■ **Stated goal**
Copy each line below that includes "меня".

■ **Dataset**
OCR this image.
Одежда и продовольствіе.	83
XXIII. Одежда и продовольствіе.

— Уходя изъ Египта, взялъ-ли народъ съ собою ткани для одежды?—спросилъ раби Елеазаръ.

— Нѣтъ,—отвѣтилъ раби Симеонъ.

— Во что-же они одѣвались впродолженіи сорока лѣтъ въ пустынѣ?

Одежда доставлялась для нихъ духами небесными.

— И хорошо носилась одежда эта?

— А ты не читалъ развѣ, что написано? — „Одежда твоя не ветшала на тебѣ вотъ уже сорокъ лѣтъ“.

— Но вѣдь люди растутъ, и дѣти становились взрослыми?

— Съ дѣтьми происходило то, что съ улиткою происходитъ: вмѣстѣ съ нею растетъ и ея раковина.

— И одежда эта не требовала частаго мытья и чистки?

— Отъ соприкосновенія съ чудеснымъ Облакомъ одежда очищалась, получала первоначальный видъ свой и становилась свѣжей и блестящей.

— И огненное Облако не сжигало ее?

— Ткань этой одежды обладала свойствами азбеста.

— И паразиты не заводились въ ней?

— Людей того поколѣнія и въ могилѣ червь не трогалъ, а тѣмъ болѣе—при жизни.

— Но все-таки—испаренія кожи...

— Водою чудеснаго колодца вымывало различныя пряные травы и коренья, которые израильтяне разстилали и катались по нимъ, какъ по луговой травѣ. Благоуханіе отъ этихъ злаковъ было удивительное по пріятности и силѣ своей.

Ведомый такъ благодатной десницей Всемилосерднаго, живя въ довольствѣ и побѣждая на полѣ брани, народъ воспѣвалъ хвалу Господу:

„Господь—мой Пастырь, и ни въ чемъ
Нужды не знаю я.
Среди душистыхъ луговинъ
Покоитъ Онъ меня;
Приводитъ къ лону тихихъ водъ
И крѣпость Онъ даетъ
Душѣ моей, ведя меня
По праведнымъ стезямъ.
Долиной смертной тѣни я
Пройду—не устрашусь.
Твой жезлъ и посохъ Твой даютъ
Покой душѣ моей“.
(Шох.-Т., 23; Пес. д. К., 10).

■ **Full output**
Покоитъ Онъ меня;
Душѣ моей, ведя меня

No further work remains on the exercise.